Recorded information
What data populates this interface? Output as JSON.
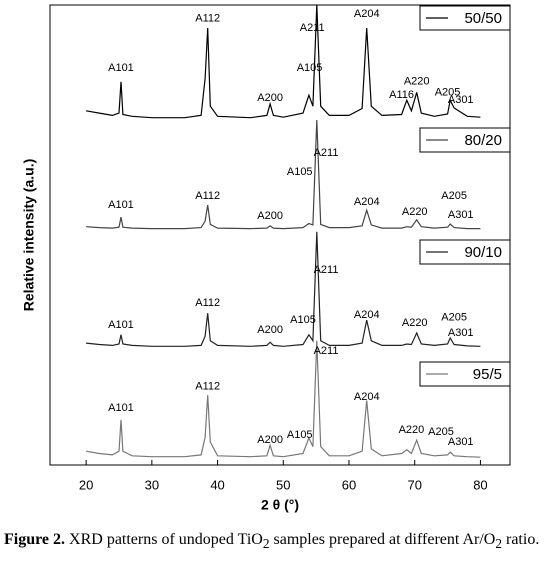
{
  "chart_data": {
    "type": "line",
    "xlabel": "2 θ (°)",
    "ylabel": "Relative intensity (a.u.)",
    "xlim": [
      14.5,
      84.5
    ],
    "xticks": [
      20,
      30,
      40,
      50,
      60,
      70,
      80
    ],
    "ylim": [
      0,
      100
    ],
    "x": [
      20,
      22,
      24,
      25,
      25.3,
      25.6,
      27,
      30,
      35,
      37.5,
      38.1,
      38.5,
      38.9,
      40,
      45,
      47.5,
      48,
      48.5,
      50,
      53,
      53.9,
      54.5,
      55.1,
      55.7,
      57,
      60,
      62,
      62.7,
      63.4,
      65,
      68,
      68.8,
      69.5,
      70.3,
      71,
      73,
      75,
      75.4,
      76,
      78,
      80
    ],
    "series": [
      {
        "name": "50/50",
        "color": "#000000",
        "values": [
          77,
          76.5,
          76,
          76.5,
          83.3,
          76.2,
          75.8,
          75.5,
          75.5,
          76,
          84,
          95,
          78,
          75.8,
          75.5,
          76,
          78.5,
          76,
          75.6,
          76.5,
          80.4,
          78,
          100,
          78,
          76,
          76,
          77.5,
          95,
          78,
          76,
          76.2,
          79.3,
          77,
          81,
          76.5,
          75.8,
          76.3,
          79.3,
          77.6,
          75.8,
          75.6
        ]
      },
      {
        "name": "80/20",
        "color": "#444444",
        "values": [
          51.8,
          51.6,
          51.5,
          51.7,
          53.9,
          51.7,
          51.5,
          51.4,
          51.4,
          51.6,
          53,
          56.5,
          52.3,
          51.5,
          51.4,
          51.5,
          52,
          51.5,
          51.4,
          51.6,
          52.5,
          52.2,
          75,
          52.3,
          51.6,
          51.6,
          52,
          55.4,
          52.2,
          51.5,
          51.5,
          51.8,
          51.7,
          53.3,
          51.8,
          51.5,
          51.7,
          52.4,
          51.6,
          51.4,
          51.4
        ]
      },
      {
        "name": "90/10",
        "color": "#222222",
        "values": [
          26.5,
          26.2,
          26,
          26.3,
          28.3,
          26.3,
          26,
          25.8,
          25.8,
          26,
          28,
          33,
          27,
          26,
          25.8,
          26,
          26.7,
          26,
          25.8,
          26.2,
          28.3,
          27,
          50.7,
          27,
          26,
          26,
          26.5,
          31.5,
          27,
          26,
          26,
          26.3,
          26.2,
          28.7,
          26.3,
          26,
          26.3,
          27.6,
          26.2,
          25.9,
          25.8
        ]
      },
      {
        "name": "95/5",
        "color": "#777777",
        "values": [
          3,
          2.5,
          2.2,
          3,
          9.8,
          3,
          2,
          1.8,
          1.8,
          2.2,
          6,
          15.2,
          5,
          2,
          1.8,
          2,
          4.3,
          2,
          1.8,
          2.5,
          5.9,
          4,
          27,
          4,
          2,
          2,
          3,
          14,
          3.5,
          2,
          2.5,
          3.3,
          2.5,
          5.4,
          2.5,
          2,
          2.2,
          2.8,
          2,
          1.8,
          1.7
        ]
      }
    ],
    "annotations": [
      {
        "text": "A101",
        "x": 25.3,
        "y": 86.3
      },
      {
        "text": "A112",
        "x": 38.5,
        "y": 97
      },
      {
        "text": "A200",
        "x": 48,
        "y": 79.8
      },
      {
        "text": "A105",
        "x": 54,
        "y": 86.3
      },
      {
        "text": "A211",
        "x": 54.4,
        "y": 95
      },
      {
        "text": "A204",
        "x": 62.7,
        "y": 98
      },
      {
        "text": "A116",
        "x": 68,
        "y": 80.4
      },
      {
        "text": "A220",
        "x": 70.3,
        "y": 83.3
      },
      {
        "text": "A205",
        "x": 75,
        "y": 81
      },
      {
        "text": "A301",
        "x": 77,
        "y": 79.3
      },
      {
        "text": "A211",
        "x": 56.5,
        "y": 67.8
      },
      {
        "text": "A105",
        "x": 52.5,
        "y": 63.7
      },
      {
        "text": "A101",
        "x": 25.3,
        "y": 56.5
      },
      {
        "text": "A112",
        "x": 38.5,
        "y": 58.5
      },
      {
        "text": "A200",
        "x": 48,
        "y": 54.1
      },
      {
        "text": "A204",
        "x": 62.7,
        "y": 57.2
      },
      {
        "text": "A220",
        "x": 70,
        "y": 55
      },
      {
        "text": "A205",
        "x": 76,
        "y": 58.5
      },
      {
        "text": "A301",
        "x": 77,
        "y": 54.3
      },
      {
        "text": "A211",
        "x": 56.5,
        "y": 42.4
      },
      {
        "text": "A101",
        "x": 25.3,
        "y": 30.4
      },
      {
        "text": "A112",
        "x": 38.5,
        "y": 35.2
      },
      {
        "text": "A200",
        "x": 48,
        "y": 29.3
      },
      {
        "text": "A105",
        "x": 53,
        "y": 31.5
      },
      {
        "text": "A204",
        "x": 62.7,
        "y": 32.6
      },
      {
        "text": "A220",
        "x": 70,
        "y": 30.9
      },
      {
        "text": "A205",
        "x": 76,
        "y": 32
      },
      {
        "text": "A301",
        "x": 77,
        "y": 28.7
      },
      {
        "text": "A211",
        "x": 56.5,
        "y": 24.8
      },
      {
        "text": "A101",
        "x": 25.3,
        "y": 12.4
      },
      {
        "text": "A112",
        "x": 38.5,
        "y": 17
      },
      {
        "text": "A200",
        "x": 48,
        "y": 5.4
      },
      {
        "text": "A105",
        "x": 52.5,
        "y": 6.5
      },
      {
        "text": "A204",
        "x": 62.7,
        "y": 14.8
      },
      {
        "text": "A220",
        "x": 69.5,
        "y": 7.6
      },
      {
        "text": "A205",
        "x": 74,
        "y": 7.2
      },
      {
        "text": "A301",
        "x": 77,
        "y": 5
      }
    ]
  },
  "caption": {
    "label": "Figure 2.",
    "parts": [
      " XRD patterns of undoped TiO",
      "2",
      " samples prepared at different Ar/O",
      "2",
      " ratio."
    ]
  }
}
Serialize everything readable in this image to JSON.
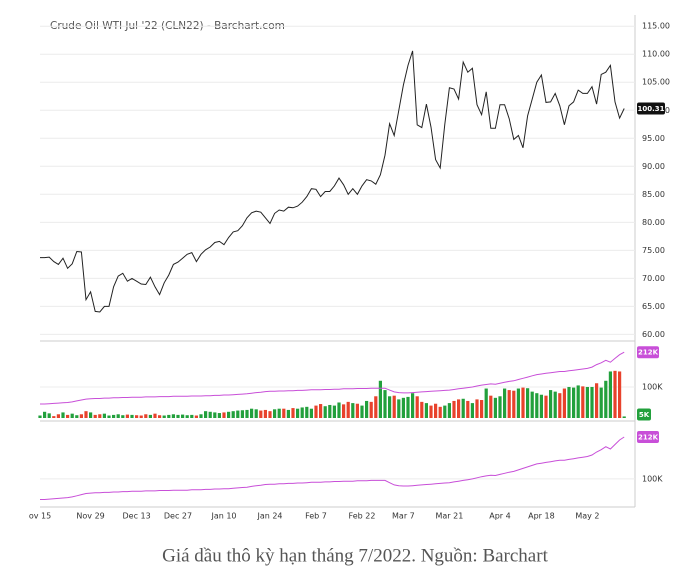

What you should do
Please list every line of the records that contains "name".

Output below
        "name": "50/50",
        "name": "80/20",
        "name": "90/10",
        "name": "95/5",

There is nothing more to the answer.